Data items

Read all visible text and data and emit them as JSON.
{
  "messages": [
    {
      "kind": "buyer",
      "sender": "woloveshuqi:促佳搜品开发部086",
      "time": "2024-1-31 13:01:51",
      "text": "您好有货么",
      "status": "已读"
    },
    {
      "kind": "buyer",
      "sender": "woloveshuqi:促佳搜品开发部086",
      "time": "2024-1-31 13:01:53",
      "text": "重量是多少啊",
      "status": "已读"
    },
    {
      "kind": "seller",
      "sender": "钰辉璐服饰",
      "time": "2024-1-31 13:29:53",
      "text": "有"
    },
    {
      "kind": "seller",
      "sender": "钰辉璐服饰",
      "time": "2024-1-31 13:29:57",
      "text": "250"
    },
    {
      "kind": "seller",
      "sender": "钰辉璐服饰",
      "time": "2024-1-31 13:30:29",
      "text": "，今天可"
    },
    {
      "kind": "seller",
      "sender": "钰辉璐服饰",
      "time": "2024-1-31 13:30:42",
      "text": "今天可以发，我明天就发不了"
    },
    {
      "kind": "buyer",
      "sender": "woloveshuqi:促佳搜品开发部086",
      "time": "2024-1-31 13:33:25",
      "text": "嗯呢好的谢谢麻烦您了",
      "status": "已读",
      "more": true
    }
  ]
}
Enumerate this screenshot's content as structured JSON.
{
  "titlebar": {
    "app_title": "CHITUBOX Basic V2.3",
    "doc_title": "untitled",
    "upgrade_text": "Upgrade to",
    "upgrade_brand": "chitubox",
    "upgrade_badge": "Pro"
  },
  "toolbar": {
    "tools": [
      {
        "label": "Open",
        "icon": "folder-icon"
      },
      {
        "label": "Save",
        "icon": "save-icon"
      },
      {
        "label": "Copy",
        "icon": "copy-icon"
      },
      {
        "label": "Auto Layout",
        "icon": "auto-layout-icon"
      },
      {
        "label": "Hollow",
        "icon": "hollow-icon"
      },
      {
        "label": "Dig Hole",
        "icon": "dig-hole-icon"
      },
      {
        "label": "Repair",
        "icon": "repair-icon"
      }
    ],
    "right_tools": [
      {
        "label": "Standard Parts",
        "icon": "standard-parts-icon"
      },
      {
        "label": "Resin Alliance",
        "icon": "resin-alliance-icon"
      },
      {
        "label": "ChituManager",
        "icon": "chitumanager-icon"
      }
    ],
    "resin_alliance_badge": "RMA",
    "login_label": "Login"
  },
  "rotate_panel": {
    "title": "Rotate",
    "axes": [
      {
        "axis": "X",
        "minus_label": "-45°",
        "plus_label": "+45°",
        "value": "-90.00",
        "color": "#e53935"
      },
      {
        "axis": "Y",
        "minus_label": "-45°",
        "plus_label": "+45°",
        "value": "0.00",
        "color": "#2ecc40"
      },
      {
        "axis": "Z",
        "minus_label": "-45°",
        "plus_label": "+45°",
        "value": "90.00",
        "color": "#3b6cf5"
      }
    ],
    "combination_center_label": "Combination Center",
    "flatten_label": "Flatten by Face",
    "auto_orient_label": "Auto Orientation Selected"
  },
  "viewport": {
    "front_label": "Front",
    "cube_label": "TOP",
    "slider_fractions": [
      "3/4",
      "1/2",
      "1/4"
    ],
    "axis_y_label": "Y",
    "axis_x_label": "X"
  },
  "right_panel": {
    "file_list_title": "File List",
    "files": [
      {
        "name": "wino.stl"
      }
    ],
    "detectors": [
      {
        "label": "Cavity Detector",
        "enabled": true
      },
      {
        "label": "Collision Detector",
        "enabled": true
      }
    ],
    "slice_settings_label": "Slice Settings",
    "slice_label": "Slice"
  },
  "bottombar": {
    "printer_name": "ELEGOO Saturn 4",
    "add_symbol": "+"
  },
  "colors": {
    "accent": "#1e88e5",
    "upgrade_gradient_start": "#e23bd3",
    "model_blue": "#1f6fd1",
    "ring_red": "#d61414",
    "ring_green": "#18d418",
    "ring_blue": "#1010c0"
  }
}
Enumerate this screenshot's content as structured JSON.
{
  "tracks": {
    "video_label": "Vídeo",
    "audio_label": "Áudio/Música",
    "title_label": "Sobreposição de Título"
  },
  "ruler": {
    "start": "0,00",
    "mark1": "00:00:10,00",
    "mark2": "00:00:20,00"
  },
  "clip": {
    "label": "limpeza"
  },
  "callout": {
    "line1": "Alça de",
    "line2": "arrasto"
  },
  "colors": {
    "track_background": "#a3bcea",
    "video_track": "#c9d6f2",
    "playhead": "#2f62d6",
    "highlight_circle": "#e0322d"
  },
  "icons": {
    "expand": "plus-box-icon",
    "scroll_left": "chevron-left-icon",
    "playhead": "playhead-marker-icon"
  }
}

Aim
All of the entries above need to be reproduced exactly.

The output
Read all visible text and data and emit them as JSON.
{
  "messages": [
    {
      "kind": "buyer",
      "sender": "woloveshuqi:促佳搜品开发部086",
      "time": "2024-1-31 13:01:51",
      "text": "您好有货么",
      "status": "已读"
    },
    {
      "kind": "buyer",
      "sender": "woloveshuqi:促佳搜品开发部086",
      "time": "2024-1-31 13:01:53",
      "text": "重量是多少啊",
      "status": "已读"
    },
    {
      "kind": "seller",
      "sender": "钰辉璐服饰",
      "time": "2024-1-31 13:29:53",
      "text": "有"
    },
    {
      "kind": "seller",
      "sender": "钰辉璐服饰",
      "time": "2024-1-31 13:29:57",
      "text": "250"
    },
    {
      "kind": "seller",
      "sender": "钰辉璐服饰",
      "time": "2024-1-31 13:30:29",
      "text": "，今天可"
    },
    {
      "kind": "seller",
      "sender": "钰辉璐服饰",
      "time": "2024-1-31 13:30:42",
      "text": "今天可以发，我明天就发不了"
    },
    {
      "kind": "buyer",
      "sender": "woloveshuqi:促佳搜品开发部086",
      "time": "2024-1-31 13:33:25",
      "text": "嗯呢好的谢谢麻烦您了",
      "status": "已读",
      "more": true
    }
  ]
}
Enumerate this screenshot's content as structured JSON.
{
  "titlebar": {
    "app_title": "CHITUBOX Basic V2.3",
    "doc_title": "untitled",
    "upgrade_text": "Upgrade to",
    "upgrade_brand": "chitubox",
    "upgrade_badge": "Pro"
  },
  "toolbar": {
    "tools": [
      {
        "label": "Open",
        "icon": "folder-icon"
      },
      {
        "label": "Save",
        "icon": "save-icon"
      },
      {
        "label": "Copy",
        "icon": "copy-icon"
      },
      {
        "label": "Auto Layout",
        "icon": "auto-layout-icon"
      },
      {
        "label": "Hollow",
        "icon": "hollow-icon"
      },
      {
        "label": "Dig Hole",
        "icon": "dig-hole-icon"
      },
      {
        "label": "Repair",
        "icon": "repair-icon"
      }
    ],
    "right_tools": [
      {
        "label": "Standard Parts",
        "icon": "standard-parts-icon"
      },
      {
        "label": "Resin Alliance",
        "icon": "resin-alliance-icon"
      },
      {
        "label": "ChituManager",
        "icon": "chitumanager-icon"
      }
    ],
    "resin_alliance_badge": "RMA",
    "login_label": "Login"
  },
  "rotate_panel": {
    "title": "Rotate",
    "axes": [
      {
        "axis": "X",
        "minus_label": "-45°",
        "plus_label": "+45°",
        "value": "-90.00",
        "color": "#e53935"
      },
      {
        "axis": "Y",
        "minus_label": "-45°",
        "plus_label": "+45°",
        "value": "0.00",
        "color": "#2ecc40"
      },
      {
        "axis": "Z",
        "minus_label": "-45°",
        "plus_label": "+45°",
        "value": "90.00",
        "color": "#3b6cf5"
      }
    ],
    "combination_center_label": "Combination Center",
    "flatten_label": "Flatten by Face",
    "auto_orient_label": "Auto Orientation Selected"
  },
  "viewport": {
    "front_label": "Front",
    "cube_label": "TOP",
    "slider_fractions": [
      "3/4",
      "1/2",
      "1/4"
    ],
    "axis_y_label": "Y",
    "axis_x_label": "X"
  },
  "right_panel": {
    "file_list_title": "File List",
    "files": [
      {
        "name": "wino.stl"
      }
    ],
    "detectors": [
      {
        "label": "Cavity Detector",
        "enabled": true
      },
      {
        "label": "Collision Detector",
        "enabled": true
      }
    ],
    "slice_settings_label": "Slice Settings",
    "slice_label": "Slice"
  },
  "bottombar": {
    "printer_name": "ELEGOO Saturn 4",
    "add_symbol": "+"
  },
  "colors": {
    "accent": "#1e88e5",
    "upgrade_gradient_start": "#e23bd3",
    "model_blue": "#1f6fd1",
    "ring_red": "#d61414",
    "ring_green": "#18d418",
    "ring_blue": "#1010c0"
  }
}
Enumerate this screenshot's content as structured JSON.
{
  "tracks": {
    "video_label": "Vídeo",
    "audio_label": "Áudio/Música",
    "title_label": "Sobreposição de Título"
  },
  "ruler": {
    "start": "0,00",
    "mark1": "00:00:10,00",
    "mark2": "00:00:20,00"
  },
  "clip": {
    "label": "limpeza"
  },
  "callout": {
    "line1": "Alça de",
    "line2": "arrasto"
  },
  "colors": {
    "track_background": "#a3bcea",
    "video_track": "#c9d6f2",
    "playhead": "#2f62d6",
    "highlight_circle": "#e0322d"
  },
  "icons": {
    "expand": "plus-box-icon",
    "scroll_left": "chevron-left-icon",
    "playhead": "playhead-marker-icon"
  }
}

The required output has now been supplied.